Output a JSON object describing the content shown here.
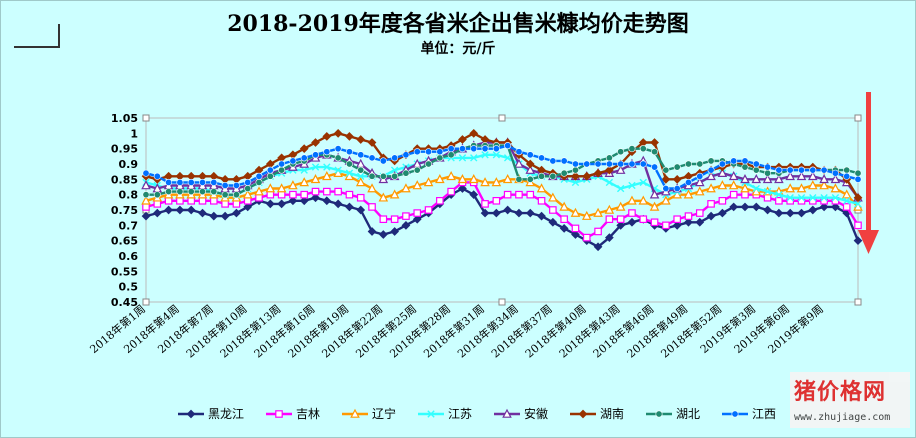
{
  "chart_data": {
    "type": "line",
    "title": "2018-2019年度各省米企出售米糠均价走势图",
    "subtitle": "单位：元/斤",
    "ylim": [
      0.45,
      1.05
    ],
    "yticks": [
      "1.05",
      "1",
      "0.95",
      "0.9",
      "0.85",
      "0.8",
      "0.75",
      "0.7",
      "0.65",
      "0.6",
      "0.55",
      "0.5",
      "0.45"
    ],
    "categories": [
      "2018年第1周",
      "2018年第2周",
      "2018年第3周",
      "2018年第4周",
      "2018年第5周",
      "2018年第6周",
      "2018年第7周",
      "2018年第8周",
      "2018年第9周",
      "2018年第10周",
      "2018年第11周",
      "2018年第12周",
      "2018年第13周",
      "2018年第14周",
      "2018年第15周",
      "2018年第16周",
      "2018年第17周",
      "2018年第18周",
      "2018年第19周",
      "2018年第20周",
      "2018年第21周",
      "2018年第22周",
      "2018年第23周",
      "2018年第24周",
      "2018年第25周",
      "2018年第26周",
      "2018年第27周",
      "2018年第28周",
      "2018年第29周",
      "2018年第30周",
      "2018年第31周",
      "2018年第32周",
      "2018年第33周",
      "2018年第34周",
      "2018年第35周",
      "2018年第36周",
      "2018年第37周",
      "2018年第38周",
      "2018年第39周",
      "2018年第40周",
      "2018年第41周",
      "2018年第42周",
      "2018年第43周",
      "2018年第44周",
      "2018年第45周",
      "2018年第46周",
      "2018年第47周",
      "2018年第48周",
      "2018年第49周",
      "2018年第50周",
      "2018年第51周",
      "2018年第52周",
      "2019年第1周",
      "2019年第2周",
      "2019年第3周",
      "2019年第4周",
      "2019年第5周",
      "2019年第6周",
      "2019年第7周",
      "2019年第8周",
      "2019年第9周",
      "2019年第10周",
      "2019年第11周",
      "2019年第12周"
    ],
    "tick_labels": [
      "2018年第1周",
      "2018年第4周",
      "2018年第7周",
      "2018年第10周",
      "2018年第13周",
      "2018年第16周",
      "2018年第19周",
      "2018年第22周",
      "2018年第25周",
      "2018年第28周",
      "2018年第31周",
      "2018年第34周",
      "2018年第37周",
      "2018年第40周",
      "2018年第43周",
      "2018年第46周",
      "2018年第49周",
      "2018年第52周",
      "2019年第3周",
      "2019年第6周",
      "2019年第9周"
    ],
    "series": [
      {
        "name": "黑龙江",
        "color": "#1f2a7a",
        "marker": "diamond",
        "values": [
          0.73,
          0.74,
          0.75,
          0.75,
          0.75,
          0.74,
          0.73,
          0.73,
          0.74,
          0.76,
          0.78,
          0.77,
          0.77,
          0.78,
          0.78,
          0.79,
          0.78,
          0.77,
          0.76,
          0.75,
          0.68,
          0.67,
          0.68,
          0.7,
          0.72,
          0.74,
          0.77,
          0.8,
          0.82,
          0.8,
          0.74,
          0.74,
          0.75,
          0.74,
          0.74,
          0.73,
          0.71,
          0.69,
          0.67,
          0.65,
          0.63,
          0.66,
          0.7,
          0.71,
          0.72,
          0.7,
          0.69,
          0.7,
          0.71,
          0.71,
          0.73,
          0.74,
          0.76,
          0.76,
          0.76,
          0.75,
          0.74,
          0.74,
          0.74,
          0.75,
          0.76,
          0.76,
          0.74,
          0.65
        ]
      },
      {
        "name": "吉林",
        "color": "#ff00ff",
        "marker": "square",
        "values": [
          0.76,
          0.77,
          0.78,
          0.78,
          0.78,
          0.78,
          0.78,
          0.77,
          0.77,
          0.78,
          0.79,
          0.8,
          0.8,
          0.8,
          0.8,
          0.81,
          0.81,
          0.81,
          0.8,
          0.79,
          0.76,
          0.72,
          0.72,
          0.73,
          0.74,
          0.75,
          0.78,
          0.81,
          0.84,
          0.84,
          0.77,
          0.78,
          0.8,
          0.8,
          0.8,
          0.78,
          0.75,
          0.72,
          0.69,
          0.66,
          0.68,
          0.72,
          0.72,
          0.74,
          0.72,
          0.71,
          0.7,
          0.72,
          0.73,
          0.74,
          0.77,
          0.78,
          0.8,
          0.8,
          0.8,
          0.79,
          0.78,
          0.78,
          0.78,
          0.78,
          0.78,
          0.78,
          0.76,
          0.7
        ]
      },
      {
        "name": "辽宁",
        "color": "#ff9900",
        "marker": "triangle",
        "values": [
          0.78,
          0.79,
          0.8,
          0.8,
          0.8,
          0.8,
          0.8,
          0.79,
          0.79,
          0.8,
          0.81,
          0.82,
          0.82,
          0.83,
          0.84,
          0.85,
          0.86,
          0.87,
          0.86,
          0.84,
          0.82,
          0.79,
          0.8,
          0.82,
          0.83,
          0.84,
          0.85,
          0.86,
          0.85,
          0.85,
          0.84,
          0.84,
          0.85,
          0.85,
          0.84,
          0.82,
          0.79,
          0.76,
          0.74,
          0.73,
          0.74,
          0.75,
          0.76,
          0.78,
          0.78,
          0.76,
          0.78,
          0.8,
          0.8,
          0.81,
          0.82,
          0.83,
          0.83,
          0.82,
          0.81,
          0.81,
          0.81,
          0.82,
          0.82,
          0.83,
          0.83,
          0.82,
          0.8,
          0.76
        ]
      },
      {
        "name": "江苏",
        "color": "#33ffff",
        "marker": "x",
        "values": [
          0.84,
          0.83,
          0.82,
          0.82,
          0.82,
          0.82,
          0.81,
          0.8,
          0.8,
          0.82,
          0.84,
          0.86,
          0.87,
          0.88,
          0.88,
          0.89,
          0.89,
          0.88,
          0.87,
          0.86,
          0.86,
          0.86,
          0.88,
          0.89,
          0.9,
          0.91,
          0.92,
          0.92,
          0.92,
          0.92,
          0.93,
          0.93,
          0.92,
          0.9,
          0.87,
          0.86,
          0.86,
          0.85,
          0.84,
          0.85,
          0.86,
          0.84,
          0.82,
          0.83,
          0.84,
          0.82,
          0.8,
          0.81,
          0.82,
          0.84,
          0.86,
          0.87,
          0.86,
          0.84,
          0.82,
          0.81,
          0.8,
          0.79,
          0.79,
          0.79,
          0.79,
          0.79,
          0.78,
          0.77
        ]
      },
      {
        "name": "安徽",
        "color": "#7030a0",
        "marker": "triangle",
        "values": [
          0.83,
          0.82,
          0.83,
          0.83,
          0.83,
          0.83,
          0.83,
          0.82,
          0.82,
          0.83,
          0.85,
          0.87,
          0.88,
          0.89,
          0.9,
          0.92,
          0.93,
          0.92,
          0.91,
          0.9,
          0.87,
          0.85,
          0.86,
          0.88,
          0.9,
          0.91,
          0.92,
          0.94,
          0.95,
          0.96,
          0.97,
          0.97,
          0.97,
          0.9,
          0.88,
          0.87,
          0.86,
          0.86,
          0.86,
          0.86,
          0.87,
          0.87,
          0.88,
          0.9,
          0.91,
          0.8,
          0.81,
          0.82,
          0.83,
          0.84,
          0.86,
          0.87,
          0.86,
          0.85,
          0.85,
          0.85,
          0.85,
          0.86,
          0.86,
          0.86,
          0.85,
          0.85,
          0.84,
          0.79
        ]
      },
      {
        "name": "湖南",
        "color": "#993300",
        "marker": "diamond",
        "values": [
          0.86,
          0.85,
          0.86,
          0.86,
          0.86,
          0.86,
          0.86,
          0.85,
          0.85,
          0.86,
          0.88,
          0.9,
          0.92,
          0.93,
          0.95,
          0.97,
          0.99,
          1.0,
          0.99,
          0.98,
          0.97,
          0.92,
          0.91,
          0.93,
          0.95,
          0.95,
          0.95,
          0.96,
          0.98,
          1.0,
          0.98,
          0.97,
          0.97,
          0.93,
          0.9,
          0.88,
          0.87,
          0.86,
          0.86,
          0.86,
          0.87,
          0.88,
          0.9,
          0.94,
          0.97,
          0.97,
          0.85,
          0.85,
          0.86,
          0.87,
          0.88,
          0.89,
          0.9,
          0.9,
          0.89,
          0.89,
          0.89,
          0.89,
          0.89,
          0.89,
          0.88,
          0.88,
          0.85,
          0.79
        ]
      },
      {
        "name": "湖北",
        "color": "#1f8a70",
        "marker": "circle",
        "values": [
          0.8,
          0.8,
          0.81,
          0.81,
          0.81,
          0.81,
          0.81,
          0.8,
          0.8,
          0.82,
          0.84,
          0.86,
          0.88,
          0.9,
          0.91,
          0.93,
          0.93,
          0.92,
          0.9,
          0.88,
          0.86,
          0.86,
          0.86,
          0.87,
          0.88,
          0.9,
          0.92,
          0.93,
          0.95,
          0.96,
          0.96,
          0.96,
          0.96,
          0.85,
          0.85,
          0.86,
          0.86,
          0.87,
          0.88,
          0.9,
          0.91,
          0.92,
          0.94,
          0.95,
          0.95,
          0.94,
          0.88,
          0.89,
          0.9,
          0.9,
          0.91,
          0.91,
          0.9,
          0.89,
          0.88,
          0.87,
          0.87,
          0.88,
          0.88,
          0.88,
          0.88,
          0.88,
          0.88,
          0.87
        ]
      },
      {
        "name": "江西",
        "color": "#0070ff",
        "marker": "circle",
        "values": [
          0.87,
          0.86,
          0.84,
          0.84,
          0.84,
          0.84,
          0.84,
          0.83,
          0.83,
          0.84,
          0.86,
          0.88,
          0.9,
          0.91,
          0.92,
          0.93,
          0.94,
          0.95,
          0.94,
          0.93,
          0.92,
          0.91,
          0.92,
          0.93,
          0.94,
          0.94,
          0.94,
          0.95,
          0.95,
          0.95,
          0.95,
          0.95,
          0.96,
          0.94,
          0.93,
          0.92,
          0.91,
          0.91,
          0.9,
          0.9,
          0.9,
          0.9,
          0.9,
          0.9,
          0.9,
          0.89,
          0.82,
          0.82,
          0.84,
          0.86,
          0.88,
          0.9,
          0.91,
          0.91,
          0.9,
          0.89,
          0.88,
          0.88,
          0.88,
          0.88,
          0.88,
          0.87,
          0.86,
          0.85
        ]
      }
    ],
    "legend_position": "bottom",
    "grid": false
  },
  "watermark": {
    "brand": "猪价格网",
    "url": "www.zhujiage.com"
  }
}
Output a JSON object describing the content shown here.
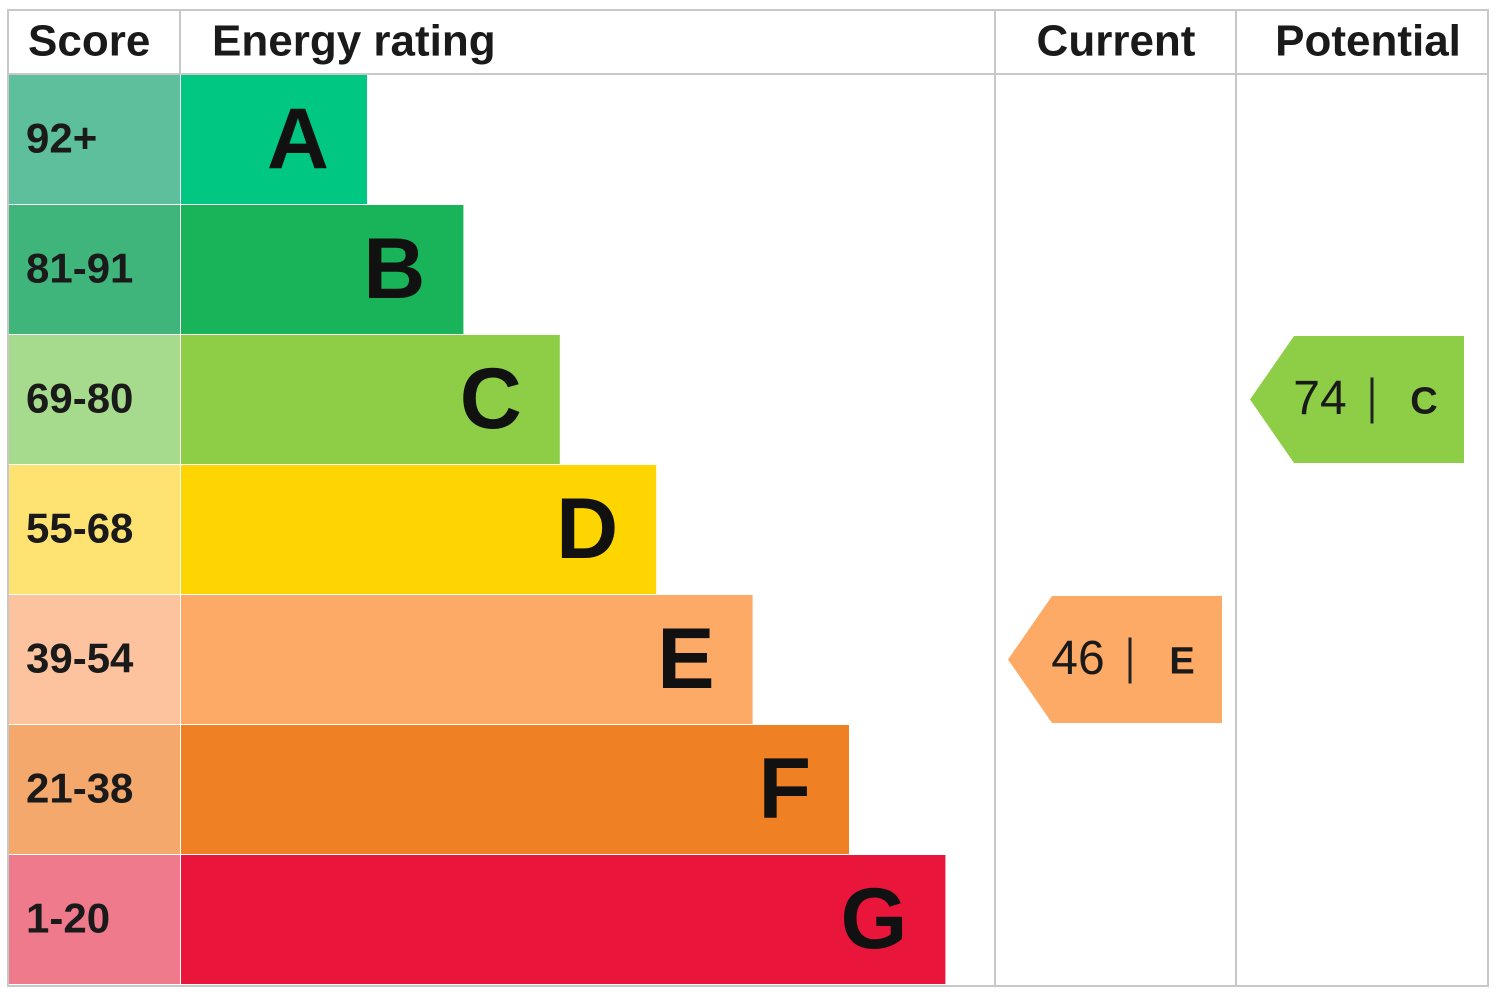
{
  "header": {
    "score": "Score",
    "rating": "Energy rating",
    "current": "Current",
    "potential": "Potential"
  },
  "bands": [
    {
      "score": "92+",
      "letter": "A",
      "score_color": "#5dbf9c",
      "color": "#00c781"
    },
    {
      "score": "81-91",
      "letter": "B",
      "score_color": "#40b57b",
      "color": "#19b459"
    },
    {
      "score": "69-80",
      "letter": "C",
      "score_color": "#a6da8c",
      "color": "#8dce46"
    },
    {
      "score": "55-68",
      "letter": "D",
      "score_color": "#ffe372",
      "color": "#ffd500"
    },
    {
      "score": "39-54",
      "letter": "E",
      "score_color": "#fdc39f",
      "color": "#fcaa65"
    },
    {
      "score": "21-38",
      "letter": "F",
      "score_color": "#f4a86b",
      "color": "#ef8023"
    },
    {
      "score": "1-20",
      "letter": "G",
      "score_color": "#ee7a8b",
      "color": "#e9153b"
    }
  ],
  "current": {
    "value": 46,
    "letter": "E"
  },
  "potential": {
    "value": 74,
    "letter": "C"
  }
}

──────

Work to complete:
From the entries above, pull out each line that includes "letter".

Right answer:
      "letter": "A",
      "letter": "B",
      "letter": "C",
      "letter": "D",
      "letter": "E",
      "letter": "F",
      "letter": "G",
    "letter": "E"
    "letter": "C"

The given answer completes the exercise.